- _Problem to work on_: Exactly reproduce the lines that follow.

- _Stored rows_:
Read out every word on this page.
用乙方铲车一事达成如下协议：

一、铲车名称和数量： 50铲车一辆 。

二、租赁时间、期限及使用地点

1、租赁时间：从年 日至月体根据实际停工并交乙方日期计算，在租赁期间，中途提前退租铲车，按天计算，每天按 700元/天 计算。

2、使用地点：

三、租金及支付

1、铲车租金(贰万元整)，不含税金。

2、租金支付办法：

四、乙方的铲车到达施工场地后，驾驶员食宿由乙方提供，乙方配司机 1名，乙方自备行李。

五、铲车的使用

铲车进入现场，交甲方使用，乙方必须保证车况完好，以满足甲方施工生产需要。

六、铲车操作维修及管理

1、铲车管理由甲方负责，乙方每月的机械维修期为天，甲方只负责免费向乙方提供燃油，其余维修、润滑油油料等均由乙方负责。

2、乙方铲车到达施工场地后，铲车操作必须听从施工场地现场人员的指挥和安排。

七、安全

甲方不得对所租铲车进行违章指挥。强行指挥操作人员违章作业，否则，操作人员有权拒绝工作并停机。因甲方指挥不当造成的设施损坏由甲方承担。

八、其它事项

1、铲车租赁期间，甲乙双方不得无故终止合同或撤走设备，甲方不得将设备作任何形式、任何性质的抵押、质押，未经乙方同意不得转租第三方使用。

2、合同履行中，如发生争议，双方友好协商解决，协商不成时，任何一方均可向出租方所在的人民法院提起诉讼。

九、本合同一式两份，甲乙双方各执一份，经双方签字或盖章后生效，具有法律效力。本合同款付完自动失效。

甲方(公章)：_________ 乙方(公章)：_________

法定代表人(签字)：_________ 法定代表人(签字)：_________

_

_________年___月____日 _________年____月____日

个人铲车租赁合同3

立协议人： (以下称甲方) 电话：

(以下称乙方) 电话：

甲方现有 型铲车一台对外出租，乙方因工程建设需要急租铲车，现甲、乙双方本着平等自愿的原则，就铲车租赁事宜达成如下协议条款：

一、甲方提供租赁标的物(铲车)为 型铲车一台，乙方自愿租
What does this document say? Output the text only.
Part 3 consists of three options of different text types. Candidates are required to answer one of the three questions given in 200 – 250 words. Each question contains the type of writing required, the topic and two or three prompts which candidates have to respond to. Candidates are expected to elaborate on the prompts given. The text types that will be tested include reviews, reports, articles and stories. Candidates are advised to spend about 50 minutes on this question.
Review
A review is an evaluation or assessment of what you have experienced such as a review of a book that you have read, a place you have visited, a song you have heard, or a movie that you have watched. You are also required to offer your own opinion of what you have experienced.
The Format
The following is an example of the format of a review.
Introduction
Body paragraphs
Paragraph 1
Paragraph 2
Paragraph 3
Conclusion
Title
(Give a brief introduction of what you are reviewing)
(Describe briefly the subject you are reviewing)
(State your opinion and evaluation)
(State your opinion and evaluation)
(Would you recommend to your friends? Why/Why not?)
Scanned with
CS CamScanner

- _Exercise response_:
Read out every word on this page.
用乙方铲车一事达成如下协议：

一、铲车名称和数量： 50铲车一辆 。

二、租赁时间、期限及使用地点

1、租赁时间：从年 日至月体根据实际停工并交乙方日期计算，在租赁期间，中途提前退租铲车，按天计算，每天按 700元/天 计算。

2、使用地点：

三、租金及支付

1、铲车租金(贰万元整)，不含税金。

2、租金支付办法：

四、乙方的铲车到达施工场地后，驾驶员食宿由乙方提供，乙方配司机 1名，乙方自备行李。

五、铲车的使用

铲车进入现场，交甲方使用，乙方必须保证车况完好，以满足甲方施工生产需要。

六、铲车操作维修及管理

1、铲车管理由甲方负责，乙方每月的机械维修期为天，甲方只负责免费向乙方提供燃油，其余维修、润滑油油料等均由乙方负责。

2、乙方铲车到达施工场地后，铲车操作必须听从施工场地现场人员的指挥和安排。

七、安全

甲方不得对所租铲车进行违章指挥。强行指挥操作人员违章作业，否则，操作人员有权拒绝工作并停机。因甲方指挥不当造成的设施损坏由甲方承担。

八、其它事项

1、铲车租赁期间，甲乙双方不得无故终止合同或撤走设备，甲方不得将设备作任何形式、任何性质的抵押、质押，未经乙方同意不得转租第三方使用。

2、合同履行中，如发生争议，双方友好协商解决，协商不成时，任何一方均可向出租方所在的人民法院提起诉讼。

九、本合同一式两份，甲乙双方各执一份，经双方签字或盖章后生效，具有法律效力。本合同款付完自动失效。

甲方(公章)：_________ 乙方(公章)：_________

法定代表人(签字)：_________ 法定代表人(签字)：_________

_

_________年___月____日 _________年____月____日

个人铲车租赁合同3

立协议人： (以下称甲方) 电话：

(以下称乙方) 电话：

甲方现有 型铲车一台对外出租，乙方因工程建设需要急租铲车，现甲、乙双方本着平等自愿的原则，就铲车租赁事宜达成如下协议条款：

一、甲方提供租赁标的物(铲车)为 型铲车一台，乙方自愿租
What does this document say? Output the text only.
Part 3 consists of three options of different text types. Candidates are required to answer one of the three questions given in 200 – 250 words. Each question contains the type of writing required, the topic and two or three prompts which candidates have to respond to. Candidates are expected to elaborate on the prompts given. The text types that will be tested include reviews, reports, articles and stories. Candidates are advised to spend about 50 minutes on this question.
Review
A review is an evaluation or assessment of what you have experienced such as a review of a book that you have read, a place you have visited, a song you have heard, or a movie that you have watched. You are also required to offer your own opinion of what you have experienced.
The Format
The following is an example of the format of a review.
Introduction
Body paragraphs
Paragraph 1
Paragraph 2
Paragraph 3
Conclusion
Title
(Give a brief introduction of what you are reviewing)
(Describe briefly the subject you are reviewing)
(State your opinion and evaluation)
(State your opinion and evaluation)
(Would you recommend to your friends? Why/Why not?)
Scanned with
CS CamScanner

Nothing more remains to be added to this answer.